■ GIVEN PROBLEM 1
In the text about playing Sultai Midrange, change "cake" to "pie" and give the passage from "I found my issue." up to and including "I being biased?".

Years ago I always followed my heart no matter what. I built outlandish decks around cards I enjoyed like Craterhoof Behemoth, Trading Post, Nightshade Peddler and even went full Kevorkian once when I chained Siege Rhino to the rocks. I thought all I wanted to do was win, but unbeknownst to me there was a little voice in the back of my head solely looking to have a good time. Those days are behind me though as I've become a grizzled veteran at this point. All I want to do now is find the best deck, learn it inside and out, win trophies, and get comfortable in bed before the 10 o'clock news. No more frills. No more thrills. Just good efficient Magic cards organized in a specific way, and cast in a precise order. The days of playing decks I enjoy are behind me. I've grown up. I've grown old.
At least that's what I thought. I haven't been able to put Sultai Midrange down. I think I'm in love. Let me just put it this way: If a genie suddenly appeared before my eyes and gifted me with just one wish I'd ask for is a Standard deck that played Glint-Sleeve Siphoner, Ravenous Chupacabra, Liliana, Death's Majesty, and The Scarab God. Never in my wildest dreams would I think they'd just throw in Champion of Wits for free!
It's not just that this deck plays a lot of cards I love casting, but I've found enjoyment in some of the other ones as well. Innocuous ones like Field of Ruin! I thought that card was just a nice added value land that can help keep control decks from finding Azcanta. After just one league I found out that this land interacts really well with opposing explore creatures. So not only do I get some sick pleasure whenever my opponent cast "medium-minus" Merfolk Branchwalker, but now I also make them shuffle their Glorybringer back into their deck! All this value on a land that can also get Fatal Push revolted. It's just beautiful, that's what it is.
I found my home.
I found my love.
I found my issue.
The entire time spent playing this deck has been filled with joy and loving exploration. This isn't the normal feelings I've had when preparing for events. Normally I just find the best build of Temur Energy/Bant Company/Abzan Control, and hope I play better than my opponents. I've been stuck in that mindset for so long that I didn't know what I was missing. The issue, however, is I still want to be doing that "best" thing, which I think I found. There's just a little voice in the back of my head screaming at me that you can't have your cake and eat it too. Have I gotten so lucky that I've found the best deck and like it, or am I being biased?

■ INPUT DATA
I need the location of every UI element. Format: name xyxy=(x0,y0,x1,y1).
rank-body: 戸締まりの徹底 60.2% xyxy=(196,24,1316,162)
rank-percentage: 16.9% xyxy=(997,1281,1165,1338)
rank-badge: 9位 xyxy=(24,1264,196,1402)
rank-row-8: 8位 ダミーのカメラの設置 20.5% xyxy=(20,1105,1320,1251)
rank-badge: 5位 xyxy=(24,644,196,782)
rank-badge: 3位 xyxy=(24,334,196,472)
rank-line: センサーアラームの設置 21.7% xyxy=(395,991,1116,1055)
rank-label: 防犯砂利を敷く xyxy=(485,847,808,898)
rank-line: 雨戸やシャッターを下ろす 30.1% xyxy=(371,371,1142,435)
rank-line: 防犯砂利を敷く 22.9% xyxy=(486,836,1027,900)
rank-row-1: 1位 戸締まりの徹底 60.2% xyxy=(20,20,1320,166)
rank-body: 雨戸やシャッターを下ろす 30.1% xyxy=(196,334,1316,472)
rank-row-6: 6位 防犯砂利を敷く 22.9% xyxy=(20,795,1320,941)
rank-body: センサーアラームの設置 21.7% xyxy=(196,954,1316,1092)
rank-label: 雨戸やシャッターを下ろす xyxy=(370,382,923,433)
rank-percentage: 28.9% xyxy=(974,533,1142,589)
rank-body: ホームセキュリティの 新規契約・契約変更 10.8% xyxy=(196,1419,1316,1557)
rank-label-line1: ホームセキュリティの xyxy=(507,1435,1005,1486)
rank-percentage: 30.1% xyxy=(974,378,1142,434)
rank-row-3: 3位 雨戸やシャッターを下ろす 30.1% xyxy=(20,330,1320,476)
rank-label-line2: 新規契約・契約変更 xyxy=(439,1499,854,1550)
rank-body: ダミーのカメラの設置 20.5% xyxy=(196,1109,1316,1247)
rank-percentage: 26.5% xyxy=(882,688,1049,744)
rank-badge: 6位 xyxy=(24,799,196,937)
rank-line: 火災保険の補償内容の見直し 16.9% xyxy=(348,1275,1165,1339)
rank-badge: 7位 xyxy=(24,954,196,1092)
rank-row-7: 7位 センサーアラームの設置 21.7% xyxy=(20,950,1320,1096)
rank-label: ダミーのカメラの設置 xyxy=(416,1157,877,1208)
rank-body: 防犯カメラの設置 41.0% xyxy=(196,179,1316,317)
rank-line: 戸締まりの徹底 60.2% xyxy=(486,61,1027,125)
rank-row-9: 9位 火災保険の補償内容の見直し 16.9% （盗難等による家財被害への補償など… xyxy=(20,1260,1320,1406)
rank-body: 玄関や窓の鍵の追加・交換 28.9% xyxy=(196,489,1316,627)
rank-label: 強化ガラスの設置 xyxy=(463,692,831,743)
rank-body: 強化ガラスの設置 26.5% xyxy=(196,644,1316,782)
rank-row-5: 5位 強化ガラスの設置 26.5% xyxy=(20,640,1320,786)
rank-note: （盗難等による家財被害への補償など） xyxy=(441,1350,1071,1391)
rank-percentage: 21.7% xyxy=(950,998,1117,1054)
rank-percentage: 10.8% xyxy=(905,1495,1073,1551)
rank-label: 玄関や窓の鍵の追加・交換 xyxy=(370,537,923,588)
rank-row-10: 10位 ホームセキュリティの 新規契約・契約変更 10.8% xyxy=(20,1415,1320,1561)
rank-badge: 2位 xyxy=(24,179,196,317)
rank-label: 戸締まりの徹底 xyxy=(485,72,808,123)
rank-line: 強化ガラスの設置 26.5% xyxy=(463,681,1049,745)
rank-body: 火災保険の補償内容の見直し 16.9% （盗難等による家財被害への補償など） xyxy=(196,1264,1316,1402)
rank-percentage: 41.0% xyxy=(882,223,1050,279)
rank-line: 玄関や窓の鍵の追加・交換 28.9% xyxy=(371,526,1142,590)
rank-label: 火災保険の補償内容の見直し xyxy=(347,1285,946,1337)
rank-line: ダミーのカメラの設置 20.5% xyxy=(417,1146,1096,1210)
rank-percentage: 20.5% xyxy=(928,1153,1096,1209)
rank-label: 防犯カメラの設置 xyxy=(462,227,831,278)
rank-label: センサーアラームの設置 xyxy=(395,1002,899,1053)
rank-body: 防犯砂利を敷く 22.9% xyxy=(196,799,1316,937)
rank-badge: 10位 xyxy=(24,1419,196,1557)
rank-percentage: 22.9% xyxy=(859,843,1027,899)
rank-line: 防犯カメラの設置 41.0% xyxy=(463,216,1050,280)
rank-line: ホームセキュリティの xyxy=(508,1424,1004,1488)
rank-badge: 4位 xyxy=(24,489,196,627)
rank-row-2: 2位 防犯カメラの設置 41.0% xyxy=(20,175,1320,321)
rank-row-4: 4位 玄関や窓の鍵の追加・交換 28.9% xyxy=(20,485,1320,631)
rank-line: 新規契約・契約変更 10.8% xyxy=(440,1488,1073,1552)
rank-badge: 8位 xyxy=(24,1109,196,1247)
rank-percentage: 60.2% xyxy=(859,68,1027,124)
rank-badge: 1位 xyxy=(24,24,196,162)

■ GIVEN PROBLEM 2
Output the records from their first line up to and including the line with "rank-label: 防犯砂利を敷く xyxy=(485,847,808,898)", character for character.

■ TASK OUTPUT 1
I found my issue.
The entire time spent playing this deck has been filled with joy and loving exploration. This isn't the normal feelings I've had when preparing for events. Normally I just find the best build of Temur Energy/Bant Company/Abzan Control, and hope I play better than my opponents. I've been stuck in that mindset for so long that I didn't know what I was missing. The issue, however, is I still want to be doing that "best" thing, which I think I found. There's just a little voice in the back of my head screaming at me that you can't have your pie and eat it too. Have I gotten so lucky that I've found the best deck and like it, or am I being biased?

■ TASK OUTPUT 2
I need the location of every UI element. Format: name xyxy=(x0,y0,x1,y1).
rank-body: 戸締まりの徹底 60.2% xyxy=(196,24,1316,162)
rank-percentage: 16.9% xyxy=(997,1281,1165,1338)
rank-badge: 9位 xyxy=(24,1264,196,1402)
rank-row-8: 8位 ダミーのカメラの設置 20.5% xyxy=(20,1105,1320,1251)
rank-badge: 5位 xyxy=(24,644,196,782)
rank-badge: 3位 xyxy=(24,334,196,472)
rank-line: センサーアラームの設置 21.7% xyxy=(395,991,1116,1055)
rank-label: 防犯砂利を敷く xyxy=(485,847,808,898)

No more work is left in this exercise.